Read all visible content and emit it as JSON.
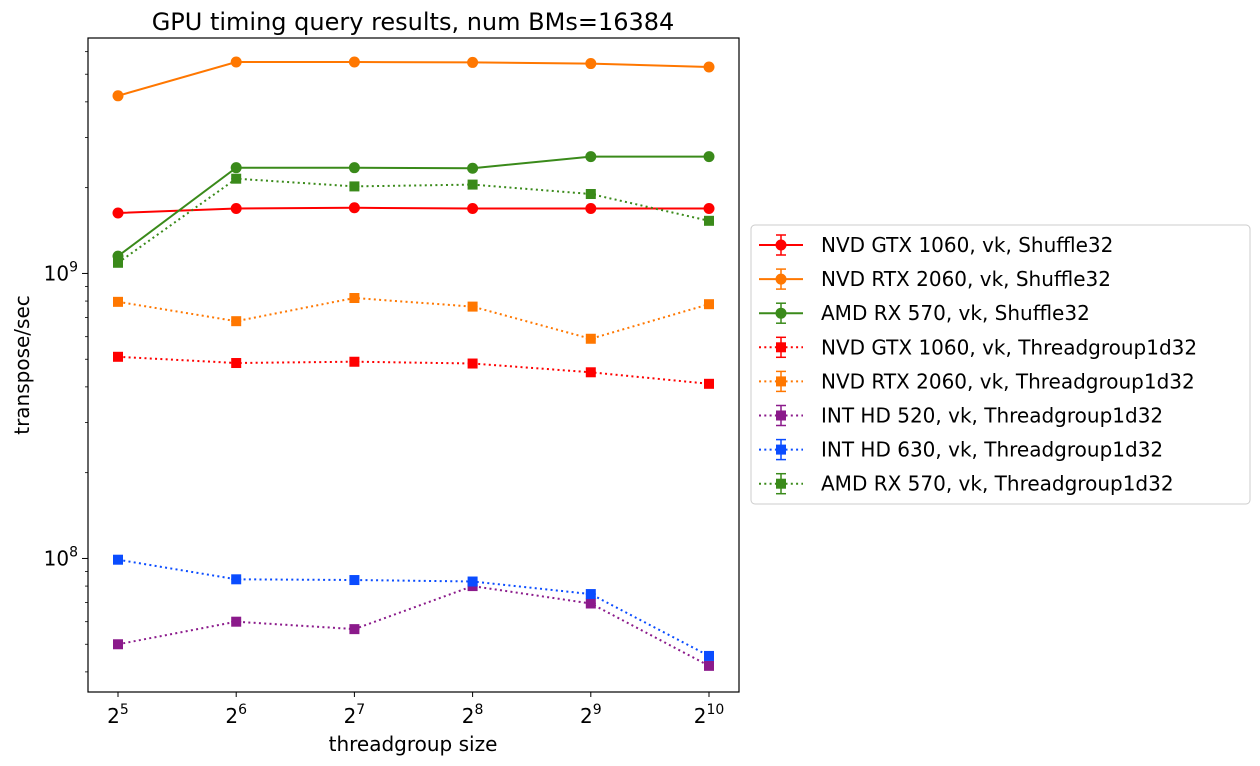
{
  "chart_data": {
    "type": "line",
    "title": "GPU timing query results, num BMs=16384",
    "xlabel": "threadgroup size",
    "ylabel": "transpose/sec",
    "x": [
      32,
      64,
      128,
      256,
      512,
      1024
    ],
    "x_ticks": [
      {
        "base": "2",
        "exp": "5"
      },
      {
        "base": "2",
        "exp": "6"
      },
      {
        "base": "2",
        "exp": "7"
      },
      {
        "base": "2",
        "exp": "8"
      },
      {
        "base": "2",
        "exp": "9"
      },
      {
        "base": "2",
        "exp": "10"
      }
    ],
    "x_scale": "log2",
    "y_scale": "log10",
    "ylim": [
      34000000,
      6700000000
    ],
    "y_ticks": [
      {
        "value": 100000000,
        "base": "10",
        "exp": "8"
      },
      {
        "value": 1000000000,
        "base": "10",
        "exp": "9"
      }
    ],
    "grid": false,
    "legend_placement": "outside right",
    "series": [
      {
        "name": "NVD GTX 1060, vk, Shuffle32",
        "color": "#ff0000",
        "marker": "circle",
        "linestyle": "solid",
        "values": [
          1630000000,
          1690000000,
          1700000000,
          1690000000,
          1690000000,
          1690000000
        ]
      },
      {
        "name": "NVD RTX 2060, vk, Shuffle32",
        "color": "#ff7700",
        "marker": "circle",
        "linestyle": "solid",
        "values": [
          4200000000,
          5520000000,
          5520000000,
          5500000000,
          5450000000,
          5300000000
        ]
      },
      {
        "name": "AMD RX 570, vk, Shuffle32",
        "color": "#3a8a1a",
        "marker": "circle",
        "linestyle": "solid",
        "values": [
          1150000000,
          2350000000,
          2350000000,
          2340000000,
          2570000000,
          2570000000
        ]
      },
      {
        "name": "NVD GTX 1060, vk, Threadgroup1d32",
        "color": "#ff0000",
        "marker": "square",
        "linestyle": "dotted",
        "values": [
          510000000,
          485000000,
          490000000,
          483000000,
          450000000,
          410000000
        ]
      },
      {
        "name": "NVD RTX 2060, vk, Threadgroup1d32",
        "color": "#ff7700",
        "marker": "square",
        "linestyle": "dotted",
        "values": [
          795000000,
          680000000,
          820000000,
          765000000,
          590000000,
          780000000
        ]
      },
      {
        "name": "INT HD 520, vk, Threadgroup1d32",
        "color": "#8b1a8b",
        "marker": "square",
        "linestyle": "dotted",
        "values": [
          50000000,
          60000000,
          56500000,
          80000000,
          69500000,
          42000000
        ]
      },
      {
        "name": "INT HD 630, vk, Threadgroup1d32",
        "color": "#0a4cff",
        "marker": "square",
        "linestyle": "dotted",
        "values": [
          99000000,
          84500000,
          84000000,
          83000000,
          75000000,
          45500000
        ]
      },
      {
        "name": "AMD RX 570, vk, Threadgroup1d32",
        "color": "#3a8a1a",
        "marker": "square",
        "linestyle": "dotted",
        "values": [
          1090000000,
          2150000000,
          2020000000,
          2050000000,
          1900000000,
          1530000000
        ]
      }
    ]
  }
}
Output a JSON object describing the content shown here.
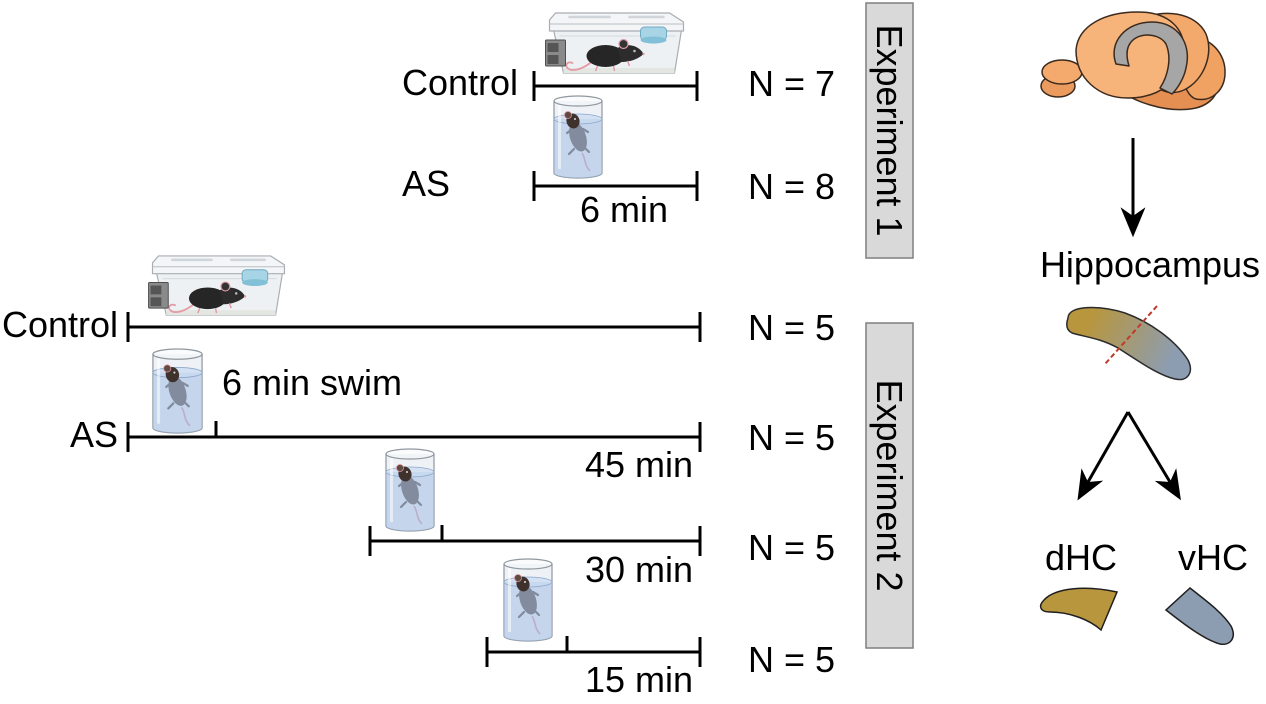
{
  "experiment_1": {
    "label": "Experiment 1",
    "control": {
      "label": "Control",
      "n": "N = 7"
    },
    "as": {
      "label": "AS",
      "n": "N = 8",
      "duration": "6 min"
    }
  },
  "experiment_2": {
    "label": "Experiment 2",
    "swim_label": "6 min swim",
    "control": {
      "label": "Control",
      "n": "N = 5"
    },
    "as_groups": [
      {
        "label": "AS",
        "n": "N = 5",
        "interval": "45 min"
      },
      {
        "n": "N = 5",
        "interval": "30 min"
      },
      {
        "n": "N = 5",
        "interval": "15 min"
      }
    ]
  },
  "tissue": {
    "region_label": "Hippocampus",
    "dorsal_label": "dHC",
    "ventral_label": "vHC"
  },
  "icons": {
    "home_cage": "home-cage-icon",
    "swim_beaker": "swim-beaker-icon",
    "brain": "mouse-brain-icon",
    "arrow": "arrow-down-icon"
  },
  "colors": {
    "brain": "#f7b47a",
    "hippocampus_in_brain": "#a6a6a6",
    "dorsal": "#b8963e",
    "ventral": "#8d9db1",
    "dissection_line": "#c0392b",
    "experiment_box": "#d9d9d9",
    "water": "#a9c2e6"
  }
}
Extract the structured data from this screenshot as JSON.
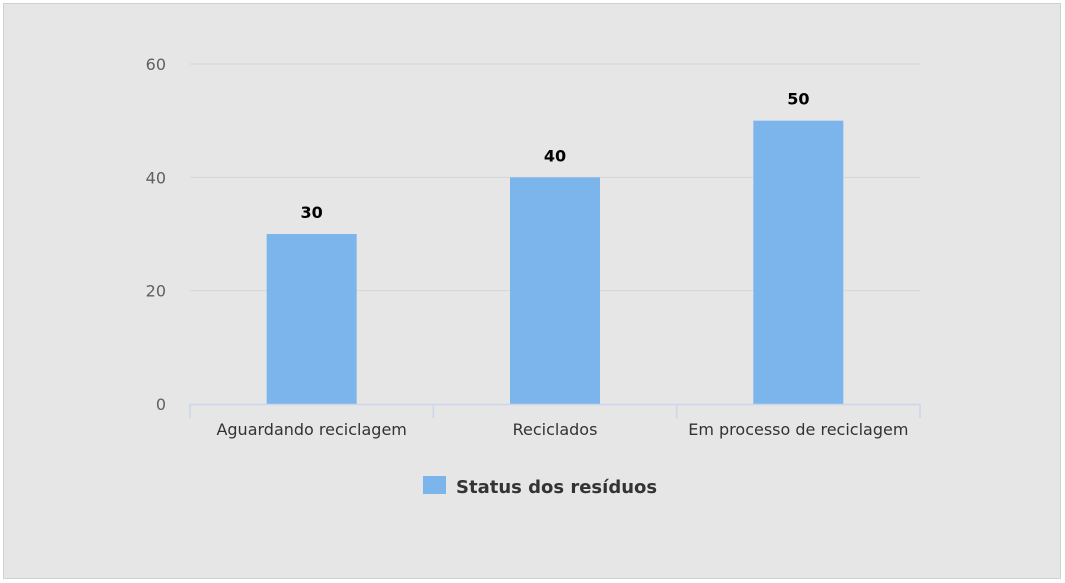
{
  "chart_data": {
    "type": "bar",
    "categories": [
      "Aguardando reciclagem",
      "Reciclados",
      "Em processo de reciclagem"
    ],
    "series": [
      {
        "name": "Status dos resíduos",
        "values": [
          30,
          40,
          50
        ],
        "color": "#7cb5ec"
      }
    ],
    "ylim": [
      0,
      60
    ],
    "yticks": [
      0,
      20,
      40,
      60
    ],
    "grid": true,
    "data_labels": true,
    "legend": "bottom-center"
  }
}
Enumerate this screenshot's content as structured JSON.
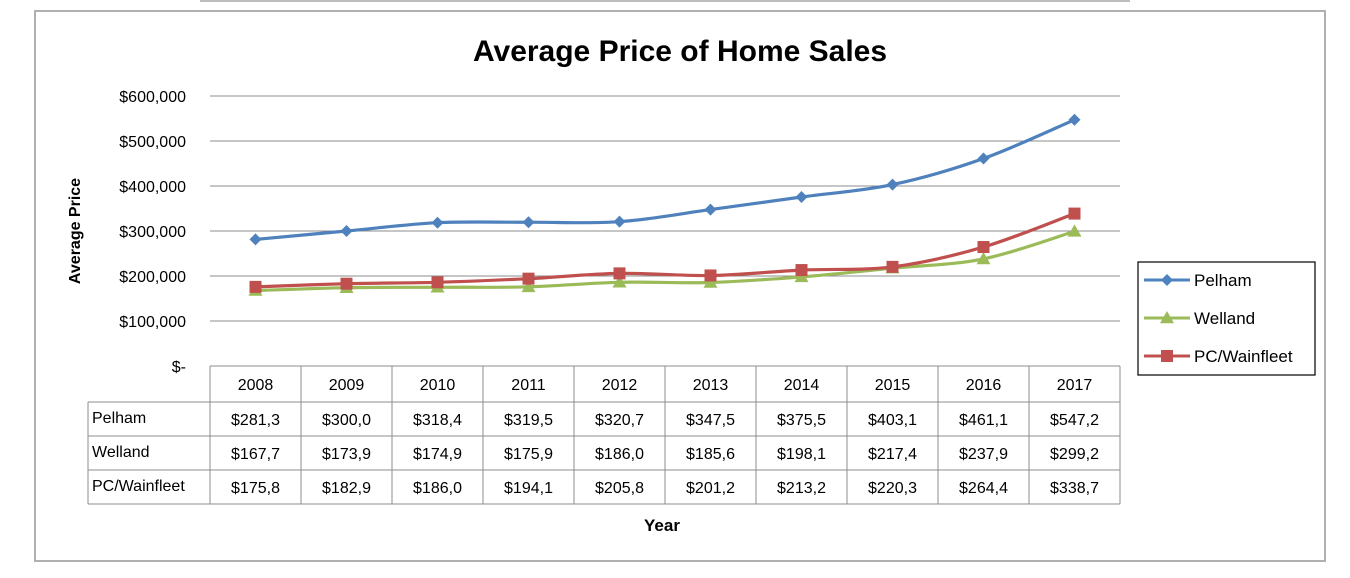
{
  "chart_data": {
    "type": "line",
    "title": "Average Price of Home Sales",
    "xlabel": "Year",
    "ylabel": "Average Price",
    "ylim": [
      0,
      600000
    ],
    "y_ticks": [
      {
        "value": 0,
        "label": "$-"
      },
      {
        "value": 100000,
        "label": "$100,000"
      },
      {
        "value": 200000,
        "label": "$200,000"
      },
      {
        "value": 300000,
        "label": "$300,000"
      },
      {
        "value": 400000,
        "label": "$400,000"
      },
      {
        "value": 500000,
        "label": "$500,000"
      },
      {
        "value": 600000,
        "label": "$600,000"
      }
    ],
    "grid": true,
    "legend_position": "right",
    "categories": [
      "2008",
      "2009",
      "2010",
      "2011",
      "2012",
      "2013",
      "2014",
      "2015",
      "2016",
      "2017"
    ],
    "series": [
      {
        "name": "Pelham",
        "color": "#4f81bd",
        "marker": "diamond",
        "values": [
          281300,
          300000,
          318400,
          319500,
          320700,
          347500,
          375500,
          403100,
          461100,
          547200
        ],
        "table_labels": [
          "$281,3",
          "$300,0",
          "$318,4",
          "$319,5",
          "$320,7",
          "$347,5",
          "$375,5",
          "$403,1",
          "$461,1",
          "$547,2"
        ]
      },
      {
        "name": "Welland",
        "color": "#9bbb59",
        "marker": "triangle",
        "values": [
          167700,
          173900,
          174900,
          175900,
          186000,
          185600,
          198100,
          217400,
          237900,
          299200
        ],
        "table_labels": [
          "$167,7",
          "$173,9",
          "$174,9",
          "$175,9",
          "$186,0",
          "$185,6",
          "$198,1",
          "$217,4",
          "$237,9",
          "$299,2"
        ]
      },
      {
        "name": "PC/Wainfleet",
        "color": "#c0504d",
        "marker": "square",
        "values": [
          175800,
          182900,
          186000,
          194100,
          205800,
          201200,
          213200,
          220300,
          264400,
          338700
        ],
        "table_labels": [
          "$175,8",
          "$182,9",
          "$186,0",
          "$194,1",
          "$205,8",
          "$201,2",
          "$213,2",
          "$220,3",
          "$264,4",
          "$338,7"
        ]
      }
    ]
  }
}
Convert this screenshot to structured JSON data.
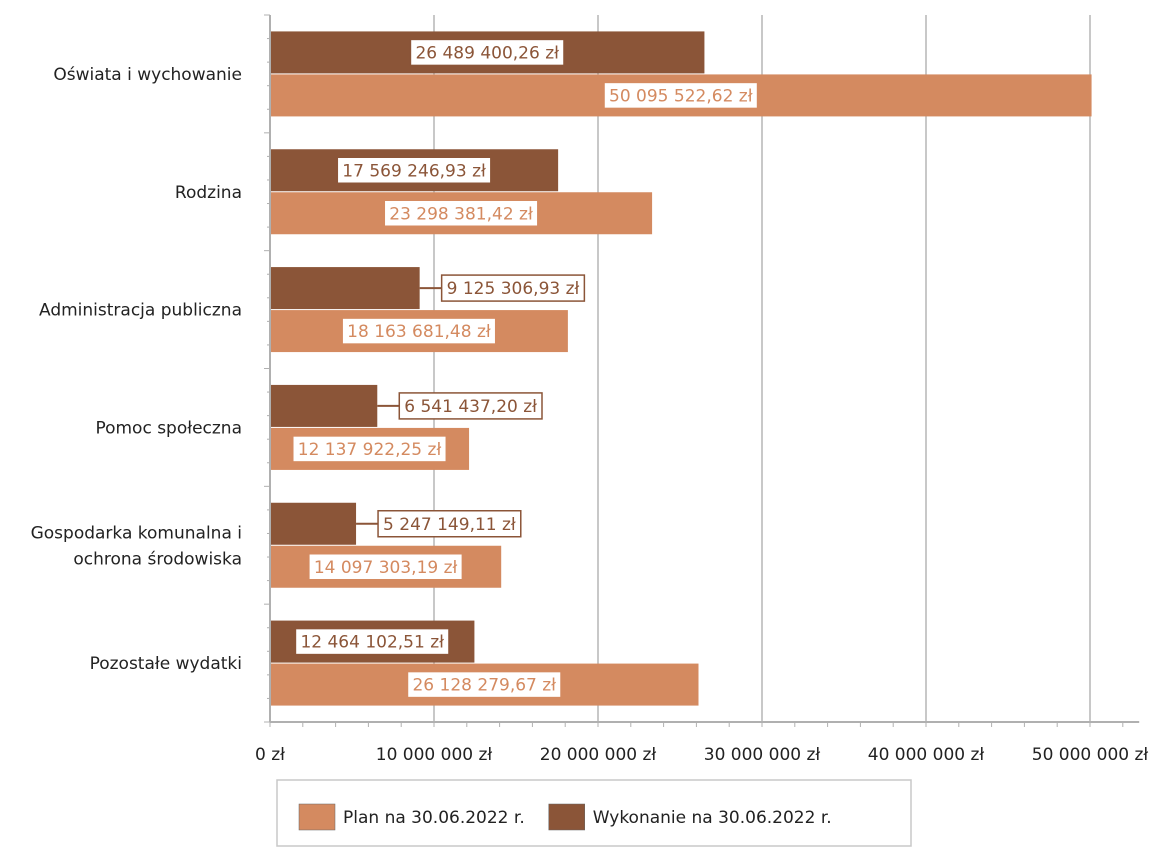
{
  "chart_data": {
    "type": "bar",
    "orientation": "horizontal",
    "categories": [
      [
        "Oświata i wychowanie"
      ],
      [
        "Rodzina"
      ],
      [
        "Administracja publiczna"
      ],
      [
        "Pomoc społeczna"
      ],
      [
        "Gospodarka komunalna i",
        "ochrona środowiska"
      ],
      [
        "Pozostałe wydatki"
      ]
    ],
    "series": [
      {
        "name": "Wykonanie na 30.06.2022 r.",
        "color": "#8b5538",
        "values": [
          26489400.26,
          17569246.93,
          9125306.93,
          6541437.2,
          5247149.11,
          12464102.51
        ],
        "labels": [
          "26 489 400,26 zł",
          "17 569 246,93 zł",
          "9 125 306,93 zł",
          "6 541 437,20 zł",
          "5 247 149,11 zł",
          "12 464 102,51 zł"
        ]
      },
      {
        "name": "Plan na 30.06.2022 r.",
        "color": "#d48a60",
        "values": [
          50095522.62,
          23298381.42,
          18163681.48,
          12137922.25,
          14097303.19,
          26128279.67
        ],
        "labels": [
          "50 095 522,62 zł",
          "23 298 381,42 zł",
          "18 163 681,48 zł",
          "12 137 922,25 zł",
          "14 097 303,19 zł",
          "26 128 279,67 zł"
        ]
      }
    ],
    "xlim": [
      0,
      53000000
    ],
    "xticks": [
      0,
      10000000,
      20000000,
      30000000,
      40000000,
      50000000
    ],
    "xtick_labels": [
      "0 zł",
      "10 000 000 zł",
      "20 000 000 zł",
      "30 000 000 zł",
      "40 000 000 zł",
      "50 000 000 zł"
    ],
    "grid": true,
    "legend_position": "bottom",
    "legend": [
      {
        "label": "Plan na 30.06.2022 r.",
        "color": "#d48a60"
      },
      {
        "label": "Wykonanie na 30.06.2022 r.",
        "color": "#8b5538"
      }
    ]
  }
}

§ **WORK TO BE COMPLETED**
In the listing, find each line with the string "Price" and copy it.

§ **REPLY**
    "title": "Average Price of Home Sales",
    "ylabel": "Average Price",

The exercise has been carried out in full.